● **Written problem**
Each line of the listing must be transcribed exactly, except for the images, which should be excluded.

● **Available records**
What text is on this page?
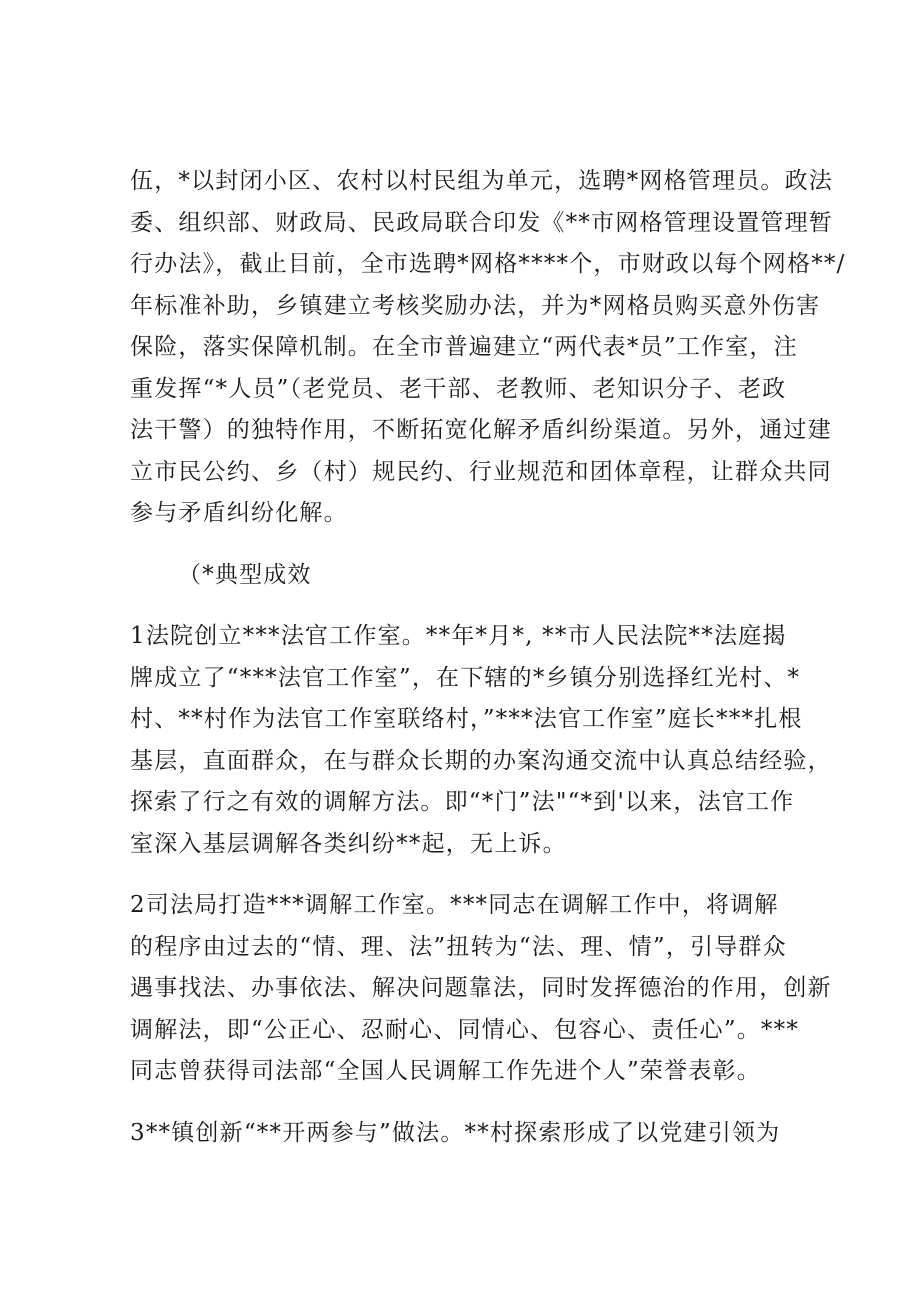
伍，*以封闭小区、农村以村民组为单元，选聘*网格管理员。政法
委、组织部、财政局、民政局联合印发《**市网格管理设置管理暂
行办法》，截止目前，全市选聘*网格****个，市财政以每个网格**/
年标准补助，乡镇建立考核奖励办法，并为*网格员购买意外伤害
保险，落实保障机制。在全市普遍建立“两代表*员”工作室，注
重发挥“*人员”（老党员、老干部、老教师、老知识分子、老政
法干警）的独特作用，不断拓宽化解矛盾纠纷渠道。另外，通过建
立市民公约、乡（村）规民约、行业规范和团体章程，让群众共同
参与矛盾纠纷化解。
（*典型成效
1法院创立***法官工作室。**年*月*, **市人民法院**法庭揭
牌成立了“***法官工作室”，在下辖的*乡镇分别选择红光村、*
村、**村作为法官工作室联络村，”***法官工作室”庭长***扎根
基层，直面群众，在与群众长期的办案沟通交流中认真总结经验，
探索了行之有效的调解方法。即“*门”法"“*到'以来，法官工作
室深入基层调解各类纠纷**起，无上诉。
2司法局打造***调解工作室。***同志在调解工作中，将调解
的程序由过去的“情、理、法”扭转为“法、理、情”，引导群众
遇事找法、办事依法、解决问题靠法，同时发挥德治的作用，创新
调解法，即“公正心、忍耐心、同情心、包容心、责任心”。***
同志曾获得司法部“全国人民调解工作先进个人”荣誉表彰。
3**镇创新“**开两参与”做法。**村探索形成了以党建引领为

● **Response to this exercise**
What text is on this page?
伍，*以封闭小区、农村以村民组为单元，选聘*网格管理员。政法
委、组织部、财政局、民政局联合印发《**市网格管理设置管理暂
行办法》，截止目前，全市选聘*网格****个，市财政以每个网格**/
年标准补助，乡镇建立考核奖励办法，并为*网格员购买意外伤害
保险，落实保障机制。在全市普遍建立“两代表*员”工作室，注
重发挥“*人员”（老党员、老干部、老教师、老知识分子、老政
法干警）的独特作用，不断拓宽化解矛盾纠纷渠道。另外，通过建
立市民公约、乡（村）规民约、行业规范和团体章程，让群众共同
参与矛盾纠纷化解。
（*典型成效
1法院创立***法官工作室。**年*月*, **市人民法院**法庭揭
牌成立了“***法官工作室”，在下辖的*乡镇分别选择红光村、*
村、**村作为法官工作室联络村，”***法官工作室”庭长***扎根
基层，直面群众，在与群众长期的办案沟通交流中认真总结经验，
探索了行之有效的调解方法。即“*门”法"“*到'以来，法官工作
室深入基层调解各类纠纷**起，无上诉。
2司法局打造***调解工作室。***同志在调解工作中，将调解
的程序由过去的“情、理、法”扭转为“法、理、情”，引导群众
遇事找法、办事依法、解决问题靠法，同时发挥德治的作用，创新
调解法，即“公正心、忍耐心、同情心、包容心、责任心”。***
同志曾获得司法部“全国人民调解工作先进个人”荣誉表彰。
3**镇创新“**开两参与”做法。**村探索形成了以党建引领为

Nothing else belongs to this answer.